Work instructions: Keep only the lines of the data below that contain "leichhardtii", and copy them.

══════

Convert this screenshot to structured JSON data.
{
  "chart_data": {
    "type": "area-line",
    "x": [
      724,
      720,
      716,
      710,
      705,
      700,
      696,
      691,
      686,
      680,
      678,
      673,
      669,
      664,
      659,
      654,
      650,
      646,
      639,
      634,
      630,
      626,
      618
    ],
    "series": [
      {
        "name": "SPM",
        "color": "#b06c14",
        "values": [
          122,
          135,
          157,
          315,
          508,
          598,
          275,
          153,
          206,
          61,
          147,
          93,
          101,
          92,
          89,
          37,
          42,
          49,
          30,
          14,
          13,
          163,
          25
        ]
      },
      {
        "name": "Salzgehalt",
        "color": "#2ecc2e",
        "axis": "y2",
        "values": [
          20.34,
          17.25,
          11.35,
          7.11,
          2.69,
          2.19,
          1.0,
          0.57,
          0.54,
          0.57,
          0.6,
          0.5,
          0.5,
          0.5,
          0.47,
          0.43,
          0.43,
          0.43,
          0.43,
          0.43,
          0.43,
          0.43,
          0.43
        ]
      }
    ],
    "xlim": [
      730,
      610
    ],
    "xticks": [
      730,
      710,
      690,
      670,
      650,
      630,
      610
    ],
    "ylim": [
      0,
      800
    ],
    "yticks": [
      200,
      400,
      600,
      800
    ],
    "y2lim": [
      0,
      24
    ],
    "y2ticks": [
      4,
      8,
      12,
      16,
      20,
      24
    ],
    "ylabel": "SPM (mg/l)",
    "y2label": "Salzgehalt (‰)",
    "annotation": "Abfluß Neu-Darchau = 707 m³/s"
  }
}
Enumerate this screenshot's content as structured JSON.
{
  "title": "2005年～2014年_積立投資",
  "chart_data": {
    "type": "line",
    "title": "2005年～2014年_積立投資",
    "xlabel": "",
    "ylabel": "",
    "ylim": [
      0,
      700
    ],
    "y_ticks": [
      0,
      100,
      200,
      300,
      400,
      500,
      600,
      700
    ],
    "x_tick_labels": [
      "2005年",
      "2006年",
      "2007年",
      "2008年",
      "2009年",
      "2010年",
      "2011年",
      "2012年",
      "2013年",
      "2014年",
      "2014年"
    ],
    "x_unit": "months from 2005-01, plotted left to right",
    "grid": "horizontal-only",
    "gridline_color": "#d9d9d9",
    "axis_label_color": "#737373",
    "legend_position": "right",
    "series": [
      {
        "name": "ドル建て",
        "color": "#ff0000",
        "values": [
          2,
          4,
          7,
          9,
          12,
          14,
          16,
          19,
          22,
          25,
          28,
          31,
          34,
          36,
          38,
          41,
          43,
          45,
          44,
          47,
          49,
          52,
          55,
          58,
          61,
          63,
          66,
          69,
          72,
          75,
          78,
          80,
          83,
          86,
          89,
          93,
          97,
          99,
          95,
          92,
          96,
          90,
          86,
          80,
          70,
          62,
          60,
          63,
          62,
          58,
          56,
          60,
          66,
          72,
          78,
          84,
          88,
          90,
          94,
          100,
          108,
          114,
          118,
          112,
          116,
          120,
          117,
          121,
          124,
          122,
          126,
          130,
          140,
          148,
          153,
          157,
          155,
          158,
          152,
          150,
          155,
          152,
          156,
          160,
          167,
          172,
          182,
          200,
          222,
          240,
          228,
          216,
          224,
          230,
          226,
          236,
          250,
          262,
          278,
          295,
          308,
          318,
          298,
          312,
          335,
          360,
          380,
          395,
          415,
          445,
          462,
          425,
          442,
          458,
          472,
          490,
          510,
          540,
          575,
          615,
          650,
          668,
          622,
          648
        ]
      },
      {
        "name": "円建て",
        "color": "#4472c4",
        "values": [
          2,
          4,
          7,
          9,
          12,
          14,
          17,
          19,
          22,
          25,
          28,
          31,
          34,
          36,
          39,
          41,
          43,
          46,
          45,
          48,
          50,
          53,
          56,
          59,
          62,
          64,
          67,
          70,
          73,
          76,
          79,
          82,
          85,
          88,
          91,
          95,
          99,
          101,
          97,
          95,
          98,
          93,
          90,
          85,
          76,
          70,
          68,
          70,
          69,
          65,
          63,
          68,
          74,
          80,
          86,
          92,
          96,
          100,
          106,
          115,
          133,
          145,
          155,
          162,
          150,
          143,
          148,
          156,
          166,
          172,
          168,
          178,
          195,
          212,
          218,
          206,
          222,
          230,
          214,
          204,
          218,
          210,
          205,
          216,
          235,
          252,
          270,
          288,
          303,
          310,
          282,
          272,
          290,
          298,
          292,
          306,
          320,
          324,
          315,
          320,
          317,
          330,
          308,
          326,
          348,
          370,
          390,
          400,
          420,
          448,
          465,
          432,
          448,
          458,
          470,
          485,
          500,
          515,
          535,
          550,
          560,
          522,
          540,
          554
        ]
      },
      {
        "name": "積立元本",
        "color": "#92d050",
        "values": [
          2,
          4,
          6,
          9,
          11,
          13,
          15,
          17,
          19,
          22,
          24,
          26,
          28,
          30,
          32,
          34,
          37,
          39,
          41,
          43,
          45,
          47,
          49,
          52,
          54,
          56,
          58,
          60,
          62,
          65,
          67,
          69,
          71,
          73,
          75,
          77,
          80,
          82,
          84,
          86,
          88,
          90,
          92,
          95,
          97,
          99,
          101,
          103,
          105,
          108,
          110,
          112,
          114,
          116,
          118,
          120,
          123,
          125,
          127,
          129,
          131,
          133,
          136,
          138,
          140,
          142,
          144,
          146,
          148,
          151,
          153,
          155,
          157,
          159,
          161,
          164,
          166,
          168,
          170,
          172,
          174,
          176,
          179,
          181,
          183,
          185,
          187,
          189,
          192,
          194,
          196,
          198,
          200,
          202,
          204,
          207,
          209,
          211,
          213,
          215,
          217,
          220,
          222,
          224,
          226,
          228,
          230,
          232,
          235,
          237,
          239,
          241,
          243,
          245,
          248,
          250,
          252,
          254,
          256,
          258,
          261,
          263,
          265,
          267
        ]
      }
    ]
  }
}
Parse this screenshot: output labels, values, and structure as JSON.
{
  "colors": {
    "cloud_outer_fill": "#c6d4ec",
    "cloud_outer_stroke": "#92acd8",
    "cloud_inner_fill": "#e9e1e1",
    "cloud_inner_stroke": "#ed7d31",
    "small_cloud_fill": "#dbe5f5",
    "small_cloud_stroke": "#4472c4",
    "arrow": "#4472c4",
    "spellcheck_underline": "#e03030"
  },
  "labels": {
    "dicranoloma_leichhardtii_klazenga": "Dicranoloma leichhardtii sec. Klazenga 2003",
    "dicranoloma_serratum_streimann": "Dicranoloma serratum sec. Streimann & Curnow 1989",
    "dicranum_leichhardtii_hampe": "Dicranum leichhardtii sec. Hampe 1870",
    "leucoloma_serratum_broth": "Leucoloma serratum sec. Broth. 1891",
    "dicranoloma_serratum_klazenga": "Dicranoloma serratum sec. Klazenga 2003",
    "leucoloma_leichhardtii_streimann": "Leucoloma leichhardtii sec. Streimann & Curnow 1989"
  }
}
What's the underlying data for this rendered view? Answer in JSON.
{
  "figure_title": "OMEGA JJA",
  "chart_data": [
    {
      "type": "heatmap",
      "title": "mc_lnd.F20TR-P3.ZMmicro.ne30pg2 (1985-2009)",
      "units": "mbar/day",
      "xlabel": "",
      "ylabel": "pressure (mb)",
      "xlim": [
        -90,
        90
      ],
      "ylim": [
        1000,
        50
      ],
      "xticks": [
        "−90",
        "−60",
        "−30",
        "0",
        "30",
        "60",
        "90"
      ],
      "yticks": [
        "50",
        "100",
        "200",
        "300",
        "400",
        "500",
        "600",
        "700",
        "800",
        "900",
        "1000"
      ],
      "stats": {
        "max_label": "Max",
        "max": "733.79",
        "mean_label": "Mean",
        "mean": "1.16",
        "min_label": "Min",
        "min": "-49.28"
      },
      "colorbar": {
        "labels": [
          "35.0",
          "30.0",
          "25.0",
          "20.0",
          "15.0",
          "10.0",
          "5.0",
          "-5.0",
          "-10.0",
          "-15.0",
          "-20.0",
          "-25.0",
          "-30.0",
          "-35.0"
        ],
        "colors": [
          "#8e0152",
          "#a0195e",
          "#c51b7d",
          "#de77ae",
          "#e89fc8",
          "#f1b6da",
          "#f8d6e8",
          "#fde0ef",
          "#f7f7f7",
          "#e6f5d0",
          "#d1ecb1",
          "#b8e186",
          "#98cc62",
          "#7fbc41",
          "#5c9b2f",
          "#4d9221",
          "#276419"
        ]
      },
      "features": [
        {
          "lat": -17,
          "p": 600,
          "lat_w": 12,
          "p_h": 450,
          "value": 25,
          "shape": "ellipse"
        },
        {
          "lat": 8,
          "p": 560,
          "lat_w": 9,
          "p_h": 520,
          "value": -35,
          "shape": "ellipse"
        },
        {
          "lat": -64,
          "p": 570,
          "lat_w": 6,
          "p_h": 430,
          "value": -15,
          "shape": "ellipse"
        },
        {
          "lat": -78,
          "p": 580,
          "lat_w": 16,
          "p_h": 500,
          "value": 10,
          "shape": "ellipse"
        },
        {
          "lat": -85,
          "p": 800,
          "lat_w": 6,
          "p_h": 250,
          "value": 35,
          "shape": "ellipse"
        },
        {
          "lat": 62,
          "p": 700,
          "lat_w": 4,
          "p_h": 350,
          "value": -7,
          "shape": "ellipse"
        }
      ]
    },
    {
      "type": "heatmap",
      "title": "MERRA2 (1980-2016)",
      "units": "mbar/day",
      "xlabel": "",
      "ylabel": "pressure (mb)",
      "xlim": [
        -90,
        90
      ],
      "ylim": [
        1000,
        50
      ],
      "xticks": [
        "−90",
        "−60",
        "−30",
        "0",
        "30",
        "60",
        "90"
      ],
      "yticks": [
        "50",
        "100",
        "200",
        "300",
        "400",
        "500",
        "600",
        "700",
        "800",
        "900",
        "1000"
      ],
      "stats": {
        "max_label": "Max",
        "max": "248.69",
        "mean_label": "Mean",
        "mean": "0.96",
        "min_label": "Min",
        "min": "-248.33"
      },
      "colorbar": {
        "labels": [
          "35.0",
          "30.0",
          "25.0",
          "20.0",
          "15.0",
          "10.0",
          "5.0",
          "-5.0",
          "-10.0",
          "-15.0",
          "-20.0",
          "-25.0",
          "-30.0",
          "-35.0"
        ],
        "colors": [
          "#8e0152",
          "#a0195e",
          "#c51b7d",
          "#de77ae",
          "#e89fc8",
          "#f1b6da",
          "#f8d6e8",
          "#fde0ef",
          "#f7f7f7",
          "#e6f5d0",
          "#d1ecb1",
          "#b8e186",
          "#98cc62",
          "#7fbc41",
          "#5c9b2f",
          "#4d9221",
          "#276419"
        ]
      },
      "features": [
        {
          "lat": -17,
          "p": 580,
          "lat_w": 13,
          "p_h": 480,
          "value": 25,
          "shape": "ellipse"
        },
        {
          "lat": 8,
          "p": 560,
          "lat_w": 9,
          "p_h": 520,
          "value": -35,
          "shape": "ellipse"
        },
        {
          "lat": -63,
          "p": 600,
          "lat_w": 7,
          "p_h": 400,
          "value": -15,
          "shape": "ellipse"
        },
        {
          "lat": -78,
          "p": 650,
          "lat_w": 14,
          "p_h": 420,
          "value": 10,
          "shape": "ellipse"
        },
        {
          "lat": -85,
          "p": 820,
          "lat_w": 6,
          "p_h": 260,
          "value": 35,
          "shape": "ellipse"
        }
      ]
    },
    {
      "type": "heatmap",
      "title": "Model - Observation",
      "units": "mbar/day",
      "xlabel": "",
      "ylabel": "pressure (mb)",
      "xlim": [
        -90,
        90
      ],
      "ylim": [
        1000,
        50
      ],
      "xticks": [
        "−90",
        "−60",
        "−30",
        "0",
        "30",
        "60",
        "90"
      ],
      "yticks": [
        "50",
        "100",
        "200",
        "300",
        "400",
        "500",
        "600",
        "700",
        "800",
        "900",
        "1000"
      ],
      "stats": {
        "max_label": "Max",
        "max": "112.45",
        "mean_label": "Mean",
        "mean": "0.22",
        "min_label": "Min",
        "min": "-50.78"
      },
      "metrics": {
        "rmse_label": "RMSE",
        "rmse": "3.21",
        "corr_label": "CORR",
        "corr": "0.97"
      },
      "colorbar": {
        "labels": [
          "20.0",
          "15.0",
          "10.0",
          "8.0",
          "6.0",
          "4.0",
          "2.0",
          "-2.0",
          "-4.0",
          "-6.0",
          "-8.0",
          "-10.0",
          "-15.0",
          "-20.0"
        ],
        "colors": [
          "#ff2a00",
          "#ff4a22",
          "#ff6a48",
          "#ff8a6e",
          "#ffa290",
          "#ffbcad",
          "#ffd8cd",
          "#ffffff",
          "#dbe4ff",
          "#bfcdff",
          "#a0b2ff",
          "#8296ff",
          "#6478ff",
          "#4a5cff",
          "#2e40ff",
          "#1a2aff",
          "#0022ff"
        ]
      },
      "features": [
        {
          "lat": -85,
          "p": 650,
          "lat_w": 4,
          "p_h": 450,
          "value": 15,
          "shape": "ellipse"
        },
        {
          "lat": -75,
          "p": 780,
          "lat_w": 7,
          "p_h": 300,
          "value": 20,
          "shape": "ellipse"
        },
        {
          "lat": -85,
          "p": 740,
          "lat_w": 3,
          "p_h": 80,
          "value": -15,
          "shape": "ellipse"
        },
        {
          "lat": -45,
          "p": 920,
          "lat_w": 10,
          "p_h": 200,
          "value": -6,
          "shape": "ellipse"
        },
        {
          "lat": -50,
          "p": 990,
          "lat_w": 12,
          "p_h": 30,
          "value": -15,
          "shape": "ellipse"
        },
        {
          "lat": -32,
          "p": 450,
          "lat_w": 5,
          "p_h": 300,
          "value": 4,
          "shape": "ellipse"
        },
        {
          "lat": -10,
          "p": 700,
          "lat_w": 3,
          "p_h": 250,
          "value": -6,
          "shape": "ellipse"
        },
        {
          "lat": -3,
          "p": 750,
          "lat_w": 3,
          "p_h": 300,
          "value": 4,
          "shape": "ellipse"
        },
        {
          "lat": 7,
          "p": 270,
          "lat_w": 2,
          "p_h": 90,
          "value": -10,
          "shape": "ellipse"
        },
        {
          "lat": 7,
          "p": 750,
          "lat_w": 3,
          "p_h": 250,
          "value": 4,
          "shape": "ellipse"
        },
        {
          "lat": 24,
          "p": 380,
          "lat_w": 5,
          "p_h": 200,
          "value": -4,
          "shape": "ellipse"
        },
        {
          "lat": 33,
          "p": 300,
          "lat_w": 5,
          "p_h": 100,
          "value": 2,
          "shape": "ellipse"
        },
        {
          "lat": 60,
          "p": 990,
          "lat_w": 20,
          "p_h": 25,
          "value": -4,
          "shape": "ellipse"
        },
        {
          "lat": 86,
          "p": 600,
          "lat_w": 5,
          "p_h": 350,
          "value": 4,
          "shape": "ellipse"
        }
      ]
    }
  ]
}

══════

Solution to the problem:
    "dicranoloma_leichhardtii_klazenga": "Dicranoloma leichhardtii sec. Klazenga 2003",
    "dicranum_leichhardtii_hampe": "Dicranum leichhardtii sec. Hampe 1870",
    "leucoloma_leichhardtii_streimann": "Leucoloma leichhardtii sec. Streimann & Curnow 1989"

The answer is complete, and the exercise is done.